_PROMPT_:
Write out each line of the listing as it stands, without the images.

[Stored data entries]
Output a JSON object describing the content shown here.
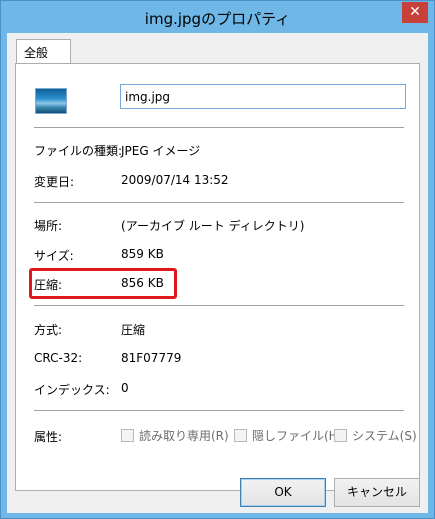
{
  "window": {
    "title": "img.jpgのプロパティ",
    "close_label": "✕"
  },
  "tabs": [
    {
      "label": "全般"
    }
  ],
  "file": {
    "name": "img.jpg"
  },
  "props": {
    "type_label": "ファイルの種類:",
    "type_value": "JPEG イメージ",
    "modified_label": "変更日:",
    "modified_value": "2009/07/14 13:52",
    "location_label": "場所:",
    "location_value": "(アーカイブ ルート ディレクトリ)",
    "size_label": "サイズ:",
    "size_value": "859 KB",
    "compressed_label": "圧縮:",
    "compressed_value": "856 KB",
    "method_label": "方式:",
    "method_value": "圧縮",
    "crc_label": "CRC-32:",
    "crc_value": "81F07779",
    "index_label": "インデックス:",
    "index_value": "0",
    "attrs_label": "属性:"
  },
  "attributes": {
    "readonly": "読み取り専用(R)",
    "hidden": "隠しファイル(H)",
    "system": "システム(S)"
  },
  "buttons": {
    "ok": "OK",
    "cancel": "キャンセル"
  },
  "colors": {
    "titlebar": "#6fb7e6",
    "close": "#c7403a",
    "highlight": "#e0181a"
  }
}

_RESULT_:
Output a JSON object describing the content shown here.
{
  "window": {
    "title": "img.jpgのプロパティ",
    "close_label": "✕"
  },
  "tabs": [
    {
      "label": "全般"
    }
  ],
  "file": {
    "name": "img.jpg"
  },
  "props": {
    "type_label": "ファイルの種類:",
    "type_value": "JPEG イメージ",
    "modified_label": "変更日:",
    "modified_value": "2009/07/14 13:52",
    "location_label": "場所:",
    "location_value": "(アーカイブ ルート ディレクトリ)",
    "size_label": "サイズ:",
    "size_value": "859 KB",
    "compressed_label": "圧縮:",
    "compressed_value": "856 KB",
    "method_label": "方式:",
    "method_value": "圧縮",
    "crc_label": "CRC-32:",
    "crc_value": "81F07779",
    "index_label": "インデックス:",
    "index_value": "0",
    "attrs_label": "属性:"
  },
  "attributes": {
    "readonly": "読み取り専用(R)",
    "hidden": "隠しファイル(H)",
    "system": "システム(S)"
  },
  "buttons": {
    "ok": "OK",
    "cancel": "キャンセル"
  },
  "colors": {
    "titlebar": "#6fb7e6",
    "close": "#c7403a",
    "highlight": "#e0181a"
  }
}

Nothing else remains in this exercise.